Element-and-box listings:
::::::

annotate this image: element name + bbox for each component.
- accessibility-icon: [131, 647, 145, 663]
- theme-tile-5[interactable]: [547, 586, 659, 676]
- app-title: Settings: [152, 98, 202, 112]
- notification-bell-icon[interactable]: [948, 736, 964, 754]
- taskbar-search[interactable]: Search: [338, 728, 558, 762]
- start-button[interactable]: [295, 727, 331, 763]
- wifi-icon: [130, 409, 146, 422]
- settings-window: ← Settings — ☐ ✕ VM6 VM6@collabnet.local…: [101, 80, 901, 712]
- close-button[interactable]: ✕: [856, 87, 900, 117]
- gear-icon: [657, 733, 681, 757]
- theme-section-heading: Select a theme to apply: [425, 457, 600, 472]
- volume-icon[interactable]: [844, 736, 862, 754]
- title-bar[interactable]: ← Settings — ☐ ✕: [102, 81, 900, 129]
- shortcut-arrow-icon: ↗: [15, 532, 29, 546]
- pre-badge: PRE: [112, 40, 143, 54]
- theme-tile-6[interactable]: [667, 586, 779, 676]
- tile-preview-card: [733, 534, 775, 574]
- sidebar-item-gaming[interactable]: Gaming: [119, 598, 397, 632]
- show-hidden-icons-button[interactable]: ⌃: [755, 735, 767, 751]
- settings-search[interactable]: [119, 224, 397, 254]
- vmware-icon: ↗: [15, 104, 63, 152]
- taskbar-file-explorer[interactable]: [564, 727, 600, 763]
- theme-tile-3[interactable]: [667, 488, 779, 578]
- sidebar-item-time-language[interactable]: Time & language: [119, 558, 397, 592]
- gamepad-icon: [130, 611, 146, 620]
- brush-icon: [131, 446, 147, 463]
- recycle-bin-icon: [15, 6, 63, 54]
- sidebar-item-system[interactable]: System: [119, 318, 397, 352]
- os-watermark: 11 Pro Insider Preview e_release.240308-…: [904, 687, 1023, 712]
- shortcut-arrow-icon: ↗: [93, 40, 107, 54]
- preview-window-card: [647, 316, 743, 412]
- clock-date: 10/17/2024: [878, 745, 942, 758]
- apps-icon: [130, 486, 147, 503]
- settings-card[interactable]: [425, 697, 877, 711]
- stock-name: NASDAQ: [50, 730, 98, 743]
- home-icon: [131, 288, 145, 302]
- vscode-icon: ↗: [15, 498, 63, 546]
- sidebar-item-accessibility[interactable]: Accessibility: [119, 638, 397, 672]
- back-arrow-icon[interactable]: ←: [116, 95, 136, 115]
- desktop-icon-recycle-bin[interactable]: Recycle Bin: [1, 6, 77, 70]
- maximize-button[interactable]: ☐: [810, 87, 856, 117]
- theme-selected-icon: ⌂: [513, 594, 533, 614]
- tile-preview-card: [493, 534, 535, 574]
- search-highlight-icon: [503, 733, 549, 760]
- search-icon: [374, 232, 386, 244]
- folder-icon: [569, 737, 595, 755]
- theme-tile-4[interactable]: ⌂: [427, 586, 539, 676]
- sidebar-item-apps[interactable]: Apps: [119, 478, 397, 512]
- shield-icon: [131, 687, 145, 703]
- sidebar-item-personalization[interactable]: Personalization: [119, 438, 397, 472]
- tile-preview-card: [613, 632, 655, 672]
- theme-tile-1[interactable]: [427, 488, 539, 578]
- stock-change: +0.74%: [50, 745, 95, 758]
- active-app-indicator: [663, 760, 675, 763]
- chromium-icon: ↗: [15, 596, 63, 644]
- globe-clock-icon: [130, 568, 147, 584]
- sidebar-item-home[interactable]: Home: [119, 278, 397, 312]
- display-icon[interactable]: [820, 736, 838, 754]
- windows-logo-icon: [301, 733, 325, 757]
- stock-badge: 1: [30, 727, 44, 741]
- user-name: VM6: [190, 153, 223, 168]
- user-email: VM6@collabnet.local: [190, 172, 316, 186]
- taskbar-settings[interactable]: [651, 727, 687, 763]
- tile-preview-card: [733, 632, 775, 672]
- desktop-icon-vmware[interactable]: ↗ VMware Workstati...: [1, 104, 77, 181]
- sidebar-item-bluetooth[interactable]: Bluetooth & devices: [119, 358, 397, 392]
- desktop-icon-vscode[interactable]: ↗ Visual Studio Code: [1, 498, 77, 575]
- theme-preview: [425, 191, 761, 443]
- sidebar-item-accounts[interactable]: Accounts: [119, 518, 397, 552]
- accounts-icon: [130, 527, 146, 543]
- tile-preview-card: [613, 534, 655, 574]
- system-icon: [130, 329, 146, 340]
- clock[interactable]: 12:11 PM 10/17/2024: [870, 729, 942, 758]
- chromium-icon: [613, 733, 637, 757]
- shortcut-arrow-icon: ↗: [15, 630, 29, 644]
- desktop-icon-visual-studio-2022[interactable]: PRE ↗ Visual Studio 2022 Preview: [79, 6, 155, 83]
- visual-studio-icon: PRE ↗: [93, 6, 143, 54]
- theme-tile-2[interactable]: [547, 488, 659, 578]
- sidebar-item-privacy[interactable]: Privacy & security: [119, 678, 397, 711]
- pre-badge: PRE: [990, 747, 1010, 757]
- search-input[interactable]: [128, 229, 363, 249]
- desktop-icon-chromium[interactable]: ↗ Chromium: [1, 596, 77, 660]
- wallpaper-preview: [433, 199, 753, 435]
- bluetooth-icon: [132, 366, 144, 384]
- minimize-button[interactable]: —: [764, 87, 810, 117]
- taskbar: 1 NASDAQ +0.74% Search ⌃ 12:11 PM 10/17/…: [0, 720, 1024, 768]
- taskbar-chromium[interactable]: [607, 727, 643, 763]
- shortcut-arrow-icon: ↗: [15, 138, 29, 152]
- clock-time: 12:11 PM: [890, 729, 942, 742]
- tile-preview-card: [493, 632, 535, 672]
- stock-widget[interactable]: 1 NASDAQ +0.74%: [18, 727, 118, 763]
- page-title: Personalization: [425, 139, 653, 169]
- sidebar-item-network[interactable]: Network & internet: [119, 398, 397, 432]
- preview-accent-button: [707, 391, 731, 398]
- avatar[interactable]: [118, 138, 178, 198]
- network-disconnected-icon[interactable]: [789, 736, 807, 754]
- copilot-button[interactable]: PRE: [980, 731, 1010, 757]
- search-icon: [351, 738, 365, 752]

::::::

**Requirement:**
Repeat the rows above word for word, starting at their first line and stopping after the line that contains "- wifi-icon: [130, 409, 146, 422]".

**Result for this task:**
annotate this image: element name + bbox for each component.
- accessibility-icon: [131, 647, 145, 663]
- theme-tile-5[interactable]: [547, 586, 659, 676]
- app-title: Settings: [152, 98, 202, 112]
- notification-bell-icon[interactable]: [948, 736, 964, 754]
- taskbar-search[interactable]: Search: [338, 728, 558, 762]
- start-button[interactable]: [295, 727, 331, 763]
- wifi-icon: [130, 409, 146, 422]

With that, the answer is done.